Extracted records:
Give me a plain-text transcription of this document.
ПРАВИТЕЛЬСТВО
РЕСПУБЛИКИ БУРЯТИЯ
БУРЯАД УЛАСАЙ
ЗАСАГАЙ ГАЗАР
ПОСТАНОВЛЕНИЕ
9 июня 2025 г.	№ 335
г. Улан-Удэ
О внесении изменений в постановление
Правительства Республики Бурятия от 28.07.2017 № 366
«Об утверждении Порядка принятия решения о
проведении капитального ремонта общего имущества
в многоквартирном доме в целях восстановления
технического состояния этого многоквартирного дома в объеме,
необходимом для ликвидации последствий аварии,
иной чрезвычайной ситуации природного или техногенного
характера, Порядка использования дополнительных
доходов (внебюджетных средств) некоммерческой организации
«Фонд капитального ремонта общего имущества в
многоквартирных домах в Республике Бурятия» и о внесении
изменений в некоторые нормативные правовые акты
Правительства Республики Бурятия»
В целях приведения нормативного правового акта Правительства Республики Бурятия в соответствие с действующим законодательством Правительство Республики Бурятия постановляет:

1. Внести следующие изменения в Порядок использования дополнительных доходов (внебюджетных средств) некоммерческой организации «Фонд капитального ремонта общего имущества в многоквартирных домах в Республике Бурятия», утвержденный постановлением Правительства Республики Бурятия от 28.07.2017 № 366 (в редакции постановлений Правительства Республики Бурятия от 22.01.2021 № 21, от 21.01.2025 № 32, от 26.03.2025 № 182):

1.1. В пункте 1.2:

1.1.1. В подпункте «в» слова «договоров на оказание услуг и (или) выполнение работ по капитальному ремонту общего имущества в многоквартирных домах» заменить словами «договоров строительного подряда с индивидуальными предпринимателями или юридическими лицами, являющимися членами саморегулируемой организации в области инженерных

--

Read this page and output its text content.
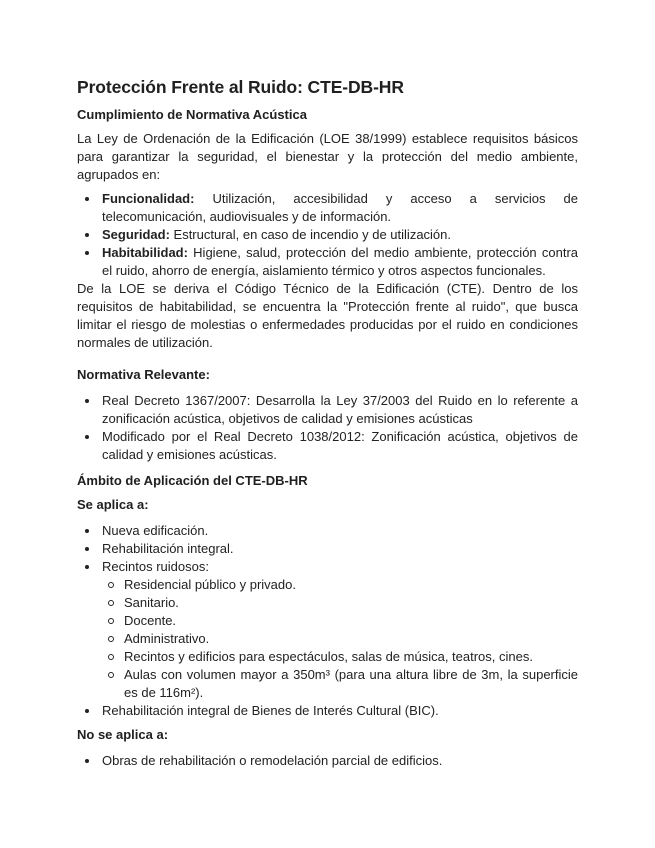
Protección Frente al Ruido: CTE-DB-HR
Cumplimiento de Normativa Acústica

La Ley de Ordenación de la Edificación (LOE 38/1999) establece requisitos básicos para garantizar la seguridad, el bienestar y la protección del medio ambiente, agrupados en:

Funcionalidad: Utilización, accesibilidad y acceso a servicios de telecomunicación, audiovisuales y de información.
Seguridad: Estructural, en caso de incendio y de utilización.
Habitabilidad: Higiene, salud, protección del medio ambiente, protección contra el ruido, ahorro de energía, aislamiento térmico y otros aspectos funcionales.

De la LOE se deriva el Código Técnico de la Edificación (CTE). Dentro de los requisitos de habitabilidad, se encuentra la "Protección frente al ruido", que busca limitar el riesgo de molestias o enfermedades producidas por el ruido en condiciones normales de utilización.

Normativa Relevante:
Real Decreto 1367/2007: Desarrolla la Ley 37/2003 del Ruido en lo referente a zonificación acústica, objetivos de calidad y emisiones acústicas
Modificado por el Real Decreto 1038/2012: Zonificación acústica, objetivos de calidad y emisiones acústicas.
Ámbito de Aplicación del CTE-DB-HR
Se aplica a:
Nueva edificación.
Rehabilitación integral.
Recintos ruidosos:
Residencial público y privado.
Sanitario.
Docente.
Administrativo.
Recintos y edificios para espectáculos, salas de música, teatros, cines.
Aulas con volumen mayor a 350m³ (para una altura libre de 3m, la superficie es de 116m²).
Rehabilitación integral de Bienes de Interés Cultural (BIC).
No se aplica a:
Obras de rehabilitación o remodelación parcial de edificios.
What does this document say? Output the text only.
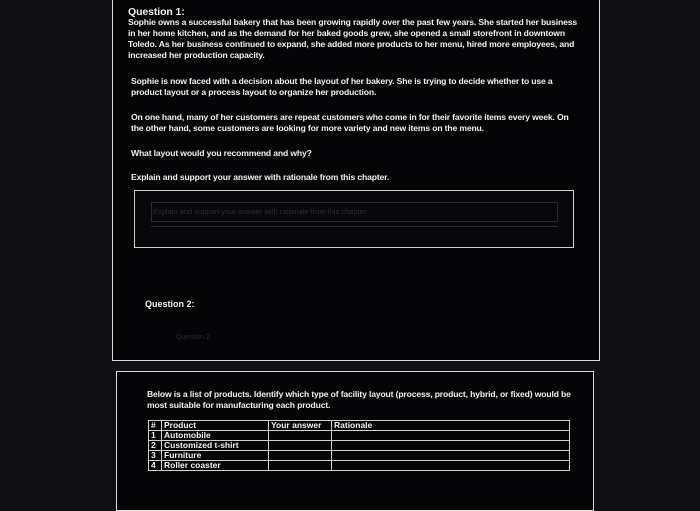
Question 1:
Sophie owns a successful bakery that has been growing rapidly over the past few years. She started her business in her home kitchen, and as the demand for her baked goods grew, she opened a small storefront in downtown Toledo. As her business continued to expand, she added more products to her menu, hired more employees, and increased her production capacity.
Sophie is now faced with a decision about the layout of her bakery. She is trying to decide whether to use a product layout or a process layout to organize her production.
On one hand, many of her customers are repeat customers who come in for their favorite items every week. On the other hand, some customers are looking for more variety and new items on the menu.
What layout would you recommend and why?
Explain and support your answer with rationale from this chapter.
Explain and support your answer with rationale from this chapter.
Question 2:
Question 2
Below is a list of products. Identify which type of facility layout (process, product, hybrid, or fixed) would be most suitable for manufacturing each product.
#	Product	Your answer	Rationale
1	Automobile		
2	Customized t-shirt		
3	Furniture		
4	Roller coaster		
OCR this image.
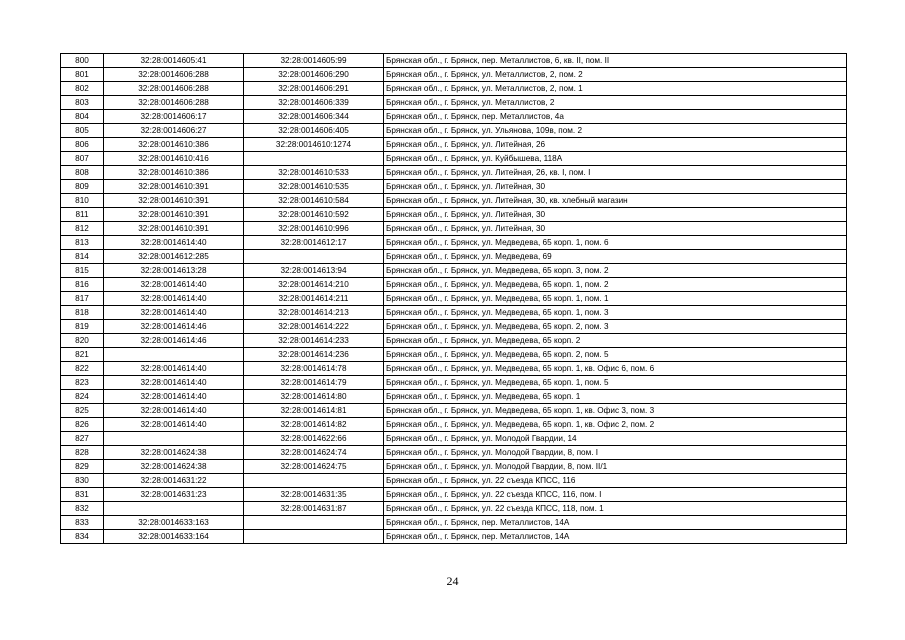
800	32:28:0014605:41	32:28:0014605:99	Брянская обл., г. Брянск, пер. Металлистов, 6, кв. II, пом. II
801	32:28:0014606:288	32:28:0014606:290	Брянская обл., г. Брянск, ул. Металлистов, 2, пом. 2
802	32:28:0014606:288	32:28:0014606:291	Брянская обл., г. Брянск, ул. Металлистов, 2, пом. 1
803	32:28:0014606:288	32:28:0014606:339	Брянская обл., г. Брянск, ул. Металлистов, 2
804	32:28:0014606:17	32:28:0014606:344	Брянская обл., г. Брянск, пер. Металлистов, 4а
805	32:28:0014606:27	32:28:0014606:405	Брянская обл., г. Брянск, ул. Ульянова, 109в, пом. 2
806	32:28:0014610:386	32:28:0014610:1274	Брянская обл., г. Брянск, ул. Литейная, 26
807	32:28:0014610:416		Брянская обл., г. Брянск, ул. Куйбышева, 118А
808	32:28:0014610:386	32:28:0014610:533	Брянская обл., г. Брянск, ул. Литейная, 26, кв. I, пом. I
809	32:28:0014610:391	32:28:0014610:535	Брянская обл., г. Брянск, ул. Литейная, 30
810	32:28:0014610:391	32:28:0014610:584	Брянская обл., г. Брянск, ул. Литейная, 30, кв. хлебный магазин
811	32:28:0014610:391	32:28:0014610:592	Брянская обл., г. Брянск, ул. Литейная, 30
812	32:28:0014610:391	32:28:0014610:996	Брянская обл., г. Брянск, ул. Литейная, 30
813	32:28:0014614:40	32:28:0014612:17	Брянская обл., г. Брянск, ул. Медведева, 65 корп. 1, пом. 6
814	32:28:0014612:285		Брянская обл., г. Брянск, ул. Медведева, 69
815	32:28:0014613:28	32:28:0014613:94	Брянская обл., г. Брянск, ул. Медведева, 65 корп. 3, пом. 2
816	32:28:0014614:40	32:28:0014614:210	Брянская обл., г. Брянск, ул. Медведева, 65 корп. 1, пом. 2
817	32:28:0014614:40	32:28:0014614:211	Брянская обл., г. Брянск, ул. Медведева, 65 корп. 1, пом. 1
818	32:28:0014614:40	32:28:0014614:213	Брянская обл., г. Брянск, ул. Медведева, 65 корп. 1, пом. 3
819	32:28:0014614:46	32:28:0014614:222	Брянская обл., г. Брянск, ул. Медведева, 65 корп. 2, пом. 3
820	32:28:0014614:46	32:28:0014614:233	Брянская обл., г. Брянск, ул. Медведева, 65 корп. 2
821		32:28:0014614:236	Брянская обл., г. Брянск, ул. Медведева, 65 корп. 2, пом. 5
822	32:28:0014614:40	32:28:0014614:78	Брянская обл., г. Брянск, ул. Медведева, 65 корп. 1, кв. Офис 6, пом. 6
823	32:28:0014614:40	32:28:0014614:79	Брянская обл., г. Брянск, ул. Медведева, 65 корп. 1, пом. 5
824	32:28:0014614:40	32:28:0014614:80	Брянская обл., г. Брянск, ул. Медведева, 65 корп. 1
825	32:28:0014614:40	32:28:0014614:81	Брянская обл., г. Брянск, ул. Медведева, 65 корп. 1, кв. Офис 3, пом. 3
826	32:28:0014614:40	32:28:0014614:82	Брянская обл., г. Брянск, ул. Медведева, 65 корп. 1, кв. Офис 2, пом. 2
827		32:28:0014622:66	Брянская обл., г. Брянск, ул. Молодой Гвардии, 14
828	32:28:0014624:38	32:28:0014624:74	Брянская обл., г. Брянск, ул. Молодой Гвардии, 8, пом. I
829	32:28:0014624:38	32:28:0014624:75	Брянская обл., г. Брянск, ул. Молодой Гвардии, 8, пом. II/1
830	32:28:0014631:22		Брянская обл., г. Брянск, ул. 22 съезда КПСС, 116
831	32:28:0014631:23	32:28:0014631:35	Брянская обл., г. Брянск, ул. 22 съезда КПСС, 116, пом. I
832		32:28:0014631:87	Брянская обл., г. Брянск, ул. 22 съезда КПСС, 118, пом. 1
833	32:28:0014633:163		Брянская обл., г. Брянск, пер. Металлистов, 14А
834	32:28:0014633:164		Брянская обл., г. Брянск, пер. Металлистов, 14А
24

Work to do: Lines that hold the word "съезда" are the ones to return, every one of them.

Completed task:
830	32:28:0014631:22		Брянская обл., г. Брянск, ул. 22 съезда КПСС, 116
831	32:28:0014631:23	32:28:0014631:35	Брянская обл., г. Брянск, ул. 22 съезда КПСС, 116, пом. I
832		32:28:0014631:87	Брянская обл., г. Брянск, ул. 22 съезда КПСС, 118, пом. 1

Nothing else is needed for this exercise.